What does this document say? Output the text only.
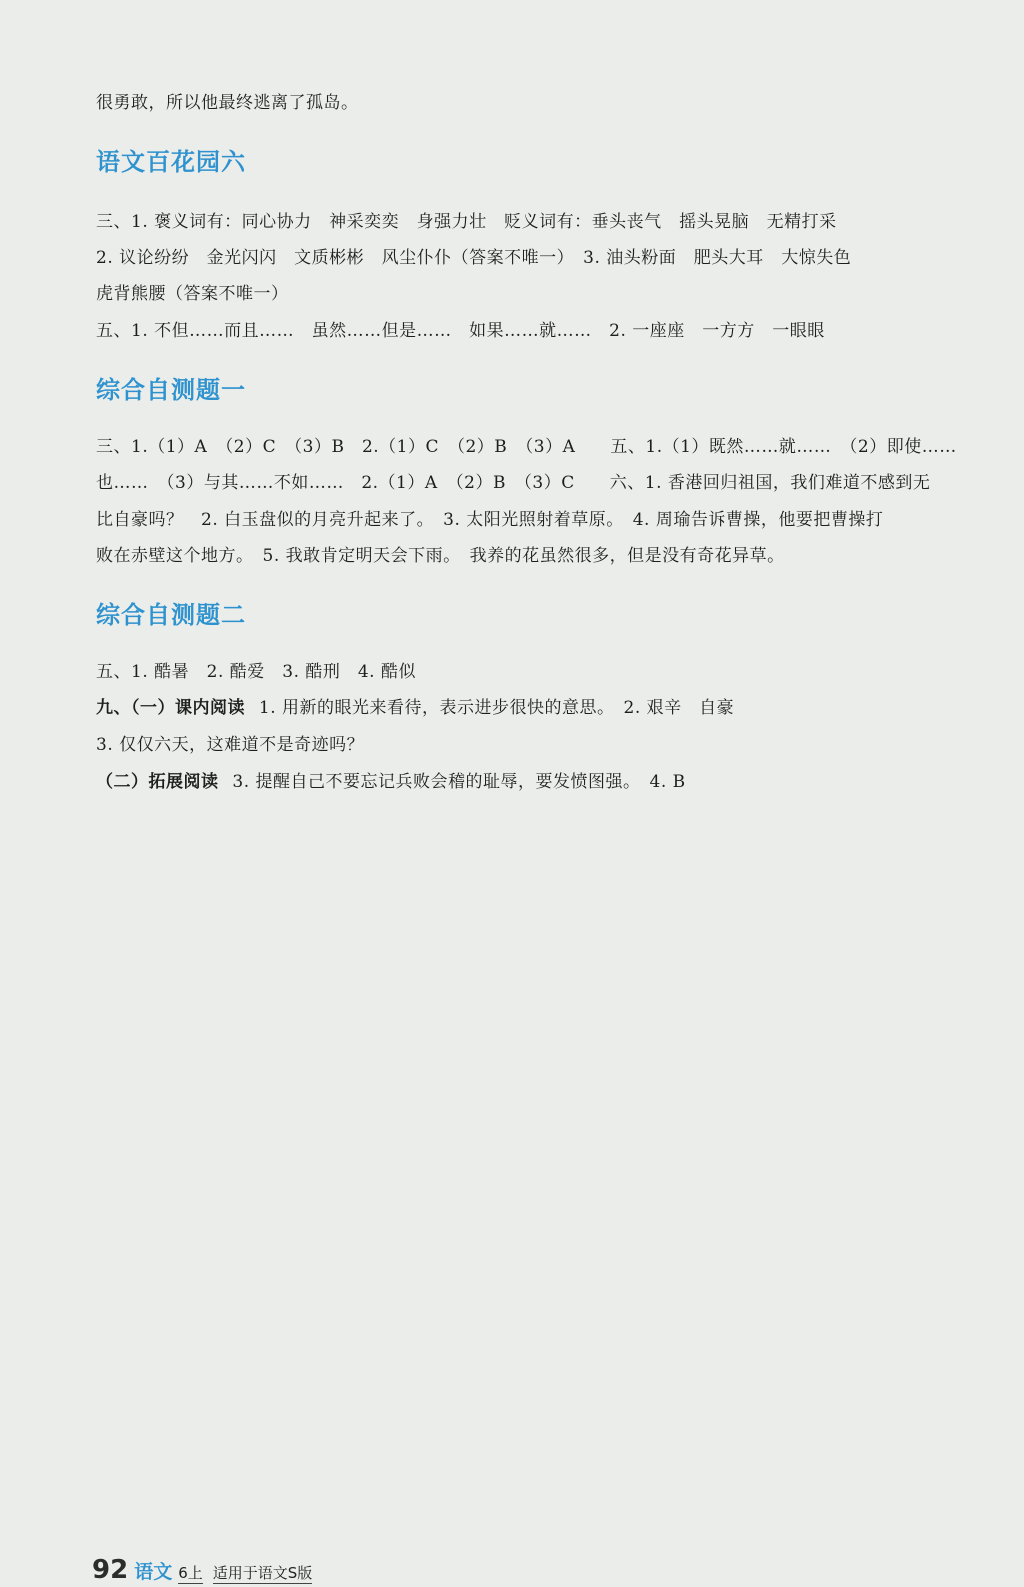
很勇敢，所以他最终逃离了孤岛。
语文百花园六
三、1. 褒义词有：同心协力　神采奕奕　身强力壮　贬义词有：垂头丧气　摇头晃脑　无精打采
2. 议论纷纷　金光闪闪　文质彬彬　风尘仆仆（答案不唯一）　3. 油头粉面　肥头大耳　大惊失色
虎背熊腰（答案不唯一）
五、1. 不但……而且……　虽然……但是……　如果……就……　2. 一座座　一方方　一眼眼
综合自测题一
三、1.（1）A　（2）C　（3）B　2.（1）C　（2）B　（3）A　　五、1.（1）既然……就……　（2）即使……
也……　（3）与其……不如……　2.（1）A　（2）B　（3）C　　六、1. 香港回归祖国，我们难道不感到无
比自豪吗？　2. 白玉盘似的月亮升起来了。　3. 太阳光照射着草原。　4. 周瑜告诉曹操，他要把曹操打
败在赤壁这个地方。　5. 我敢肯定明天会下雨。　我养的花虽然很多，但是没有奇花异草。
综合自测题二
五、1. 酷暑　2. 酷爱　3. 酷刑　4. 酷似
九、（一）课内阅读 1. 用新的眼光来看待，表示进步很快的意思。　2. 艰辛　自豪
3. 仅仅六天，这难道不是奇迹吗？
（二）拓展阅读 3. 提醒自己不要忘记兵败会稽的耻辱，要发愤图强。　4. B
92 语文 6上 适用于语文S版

= = =

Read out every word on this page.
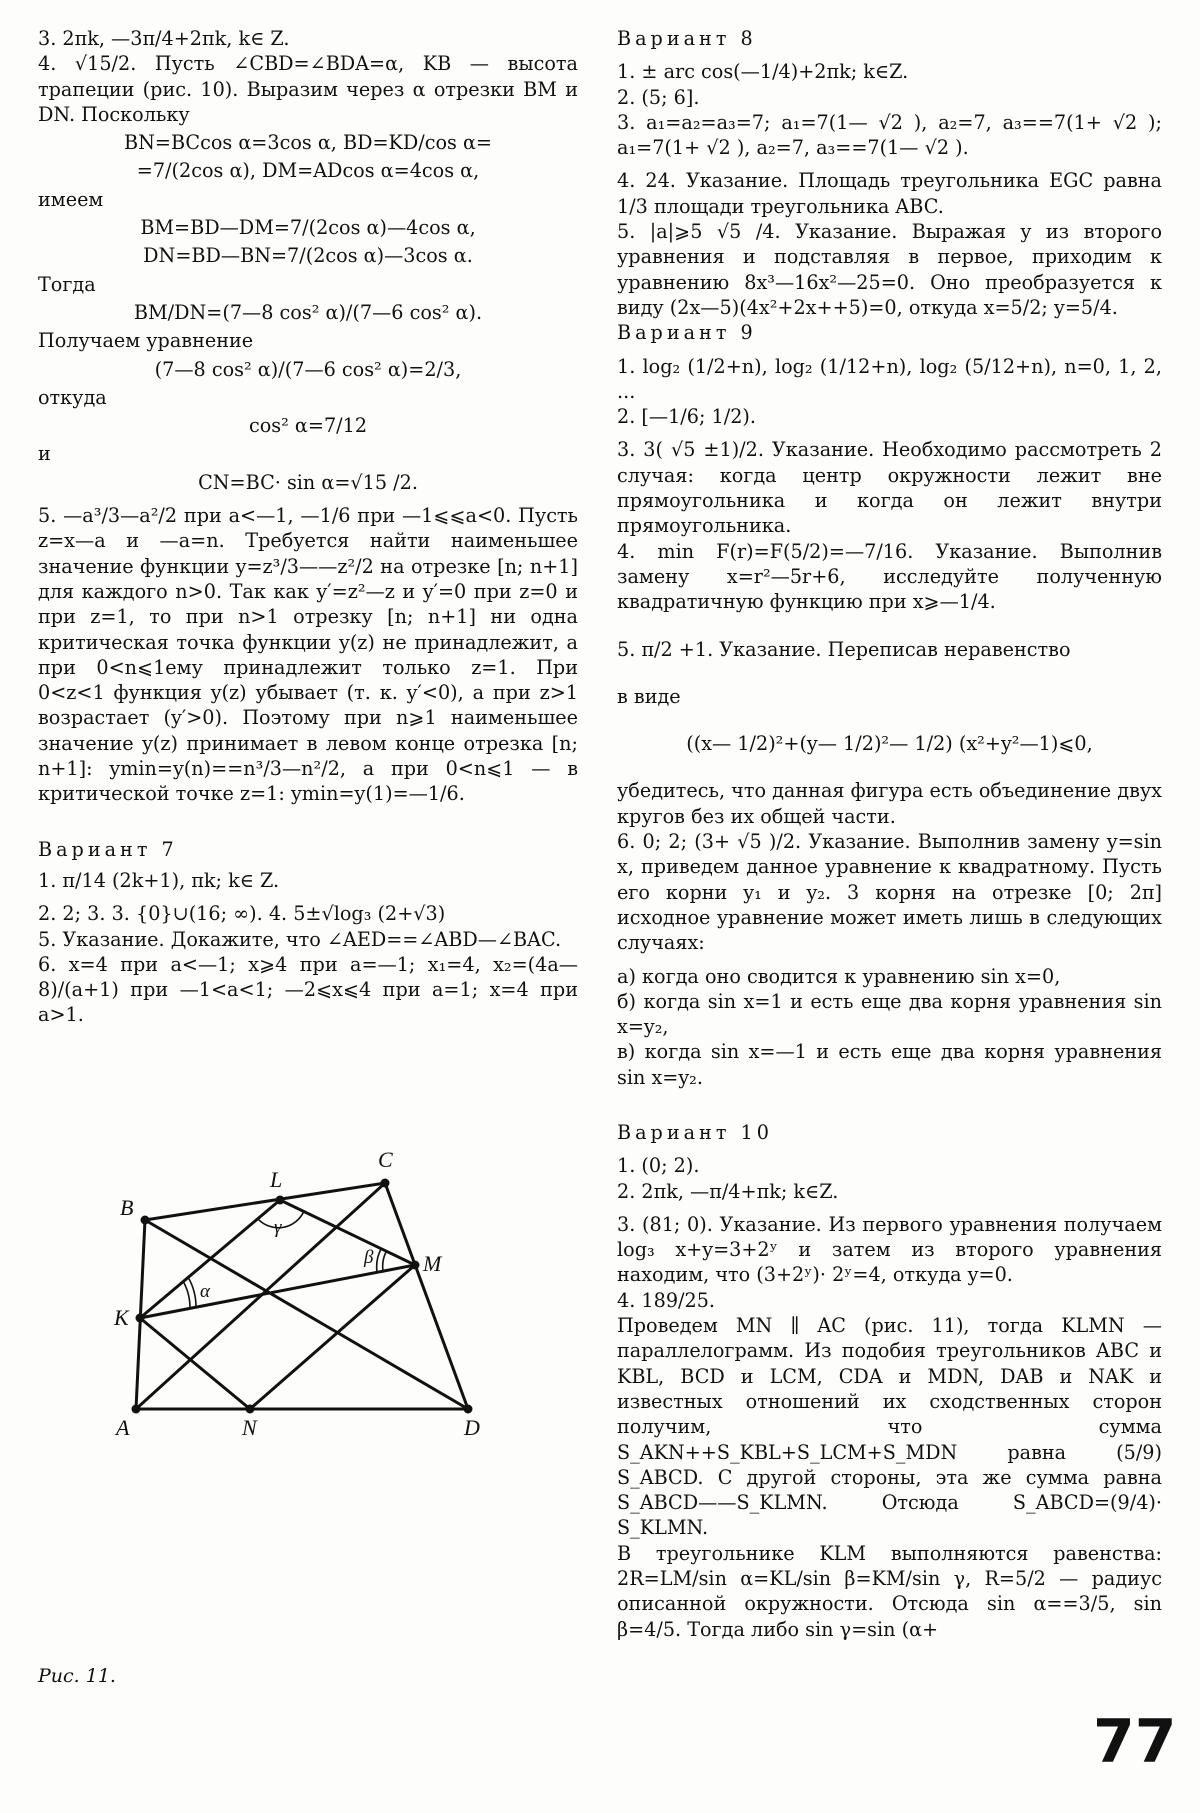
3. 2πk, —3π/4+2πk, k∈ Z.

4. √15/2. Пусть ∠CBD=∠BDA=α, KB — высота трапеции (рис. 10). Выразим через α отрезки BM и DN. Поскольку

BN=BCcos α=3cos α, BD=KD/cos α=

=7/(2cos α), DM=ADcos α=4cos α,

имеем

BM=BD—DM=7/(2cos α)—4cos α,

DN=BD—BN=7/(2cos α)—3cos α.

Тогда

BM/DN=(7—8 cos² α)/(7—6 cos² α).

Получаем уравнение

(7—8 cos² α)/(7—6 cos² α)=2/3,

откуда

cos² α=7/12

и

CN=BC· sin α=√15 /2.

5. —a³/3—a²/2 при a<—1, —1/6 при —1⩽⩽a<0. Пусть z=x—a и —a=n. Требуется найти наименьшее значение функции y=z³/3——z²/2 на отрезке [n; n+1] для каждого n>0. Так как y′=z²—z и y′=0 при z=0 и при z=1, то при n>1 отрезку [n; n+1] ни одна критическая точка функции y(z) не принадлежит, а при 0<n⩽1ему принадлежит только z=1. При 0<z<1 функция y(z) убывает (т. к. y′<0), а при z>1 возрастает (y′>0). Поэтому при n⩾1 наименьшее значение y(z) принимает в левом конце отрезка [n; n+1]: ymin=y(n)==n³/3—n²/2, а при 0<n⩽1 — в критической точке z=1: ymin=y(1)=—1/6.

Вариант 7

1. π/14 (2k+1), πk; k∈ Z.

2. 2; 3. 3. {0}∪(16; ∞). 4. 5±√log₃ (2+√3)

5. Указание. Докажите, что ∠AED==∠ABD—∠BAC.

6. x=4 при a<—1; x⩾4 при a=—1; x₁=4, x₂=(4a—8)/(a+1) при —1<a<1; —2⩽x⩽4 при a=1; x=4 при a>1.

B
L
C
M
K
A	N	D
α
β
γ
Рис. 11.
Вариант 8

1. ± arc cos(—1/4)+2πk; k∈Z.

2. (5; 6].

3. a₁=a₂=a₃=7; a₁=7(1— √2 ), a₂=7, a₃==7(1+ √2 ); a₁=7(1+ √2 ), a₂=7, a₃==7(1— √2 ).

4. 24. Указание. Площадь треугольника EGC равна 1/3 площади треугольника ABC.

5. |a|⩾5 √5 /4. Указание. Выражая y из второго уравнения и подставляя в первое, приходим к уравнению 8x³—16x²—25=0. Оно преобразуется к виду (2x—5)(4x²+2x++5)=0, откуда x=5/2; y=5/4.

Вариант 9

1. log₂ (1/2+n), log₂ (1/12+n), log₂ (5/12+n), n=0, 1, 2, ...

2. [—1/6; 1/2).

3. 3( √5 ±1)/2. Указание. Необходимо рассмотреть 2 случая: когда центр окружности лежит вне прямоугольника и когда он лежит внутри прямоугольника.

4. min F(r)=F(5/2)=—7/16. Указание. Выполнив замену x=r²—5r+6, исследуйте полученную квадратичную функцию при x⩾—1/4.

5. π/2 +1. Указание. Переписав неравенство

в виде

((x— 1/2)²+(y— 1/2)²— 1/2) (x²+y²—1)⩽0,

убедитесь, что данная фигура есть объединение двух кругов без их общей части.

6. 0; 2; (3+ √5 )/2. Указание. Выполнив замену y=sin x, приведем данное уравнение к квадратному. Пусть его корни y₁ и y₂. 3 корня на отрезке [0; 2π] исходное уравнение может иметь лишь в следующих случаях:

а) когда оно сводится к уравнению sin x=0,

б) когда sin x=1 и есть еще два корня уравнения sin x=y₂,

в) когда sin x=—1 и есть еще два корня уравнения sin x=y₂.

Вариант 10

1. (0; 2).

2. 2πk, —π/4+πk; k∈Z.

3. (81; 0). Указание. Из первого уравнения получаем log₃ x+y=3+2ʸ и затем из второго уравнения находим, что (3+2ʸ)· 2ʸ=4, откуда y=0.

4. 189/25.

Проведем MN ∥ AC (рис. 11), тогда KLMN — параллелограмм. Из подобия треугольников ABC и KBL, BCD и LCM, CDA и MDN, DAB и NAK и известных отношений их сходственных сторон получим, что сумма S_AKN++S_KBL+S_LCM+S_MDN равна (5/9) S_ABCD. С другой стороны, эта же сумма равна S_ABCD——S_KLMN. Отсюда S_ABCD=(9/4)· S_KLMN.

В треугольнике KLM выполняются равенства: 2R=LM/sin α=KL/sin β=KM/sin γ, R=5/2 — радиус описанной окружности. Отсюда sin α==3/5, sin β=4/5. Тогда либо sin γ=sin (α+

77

= = =

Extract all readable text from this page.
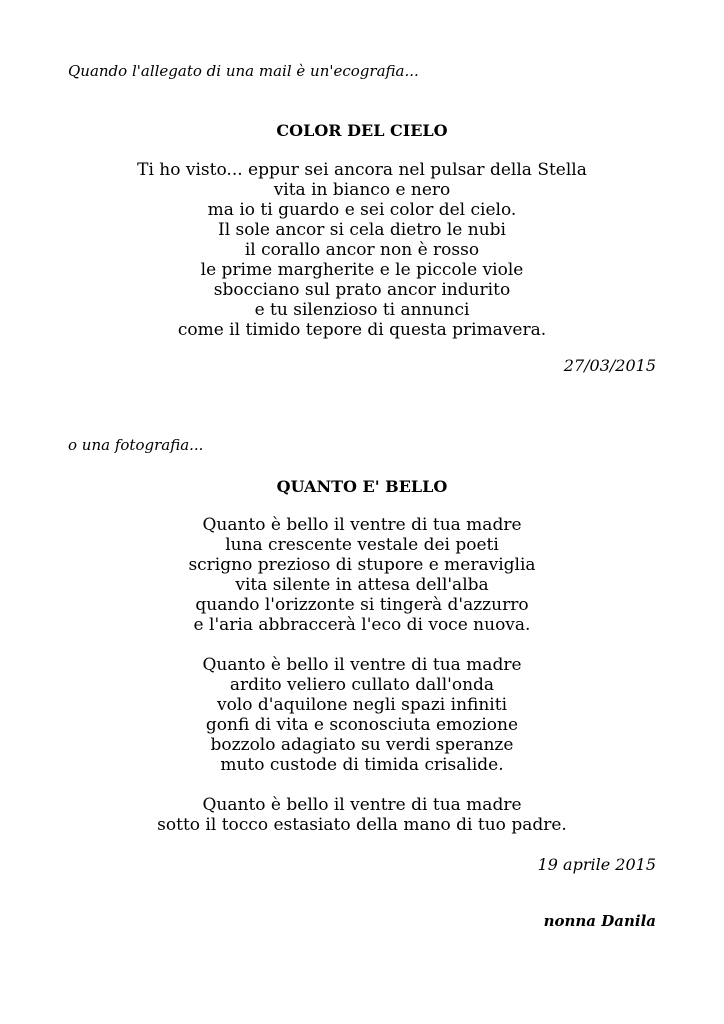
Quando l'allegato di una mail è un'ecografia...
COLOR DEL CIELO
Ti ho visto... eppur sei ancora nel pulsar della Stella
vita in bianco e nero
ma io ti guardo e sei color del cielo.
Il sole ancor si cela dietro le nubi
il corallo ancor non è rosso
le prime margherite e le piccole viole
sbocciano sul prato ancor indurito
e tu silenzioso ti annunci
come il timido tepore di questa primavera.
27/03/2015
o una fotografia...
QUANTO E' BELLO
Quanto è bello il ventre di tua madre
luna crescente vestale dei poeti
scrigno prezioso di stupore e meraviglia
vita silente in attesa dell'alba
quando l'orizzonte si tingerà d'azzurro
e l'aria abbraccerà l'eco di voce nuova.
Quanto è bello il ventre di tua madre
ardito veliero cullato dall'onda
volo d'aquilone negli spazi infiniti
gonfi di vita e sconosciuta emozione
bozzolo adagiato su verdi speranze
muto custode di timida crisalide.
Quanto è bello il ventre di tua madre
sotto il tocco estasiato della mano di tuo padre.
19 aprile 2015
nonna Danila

= = =

▶ **EXERCISE PROMPT**: Where a line above contains the string "cos²", copy that line.

▶ **SOLUTION**:
BM/DN=(7—8 cos² α)/(7—6 cos² α).
(7—8 cos² α)/(7—6 cos² α)=2/3,
cos² α=7/12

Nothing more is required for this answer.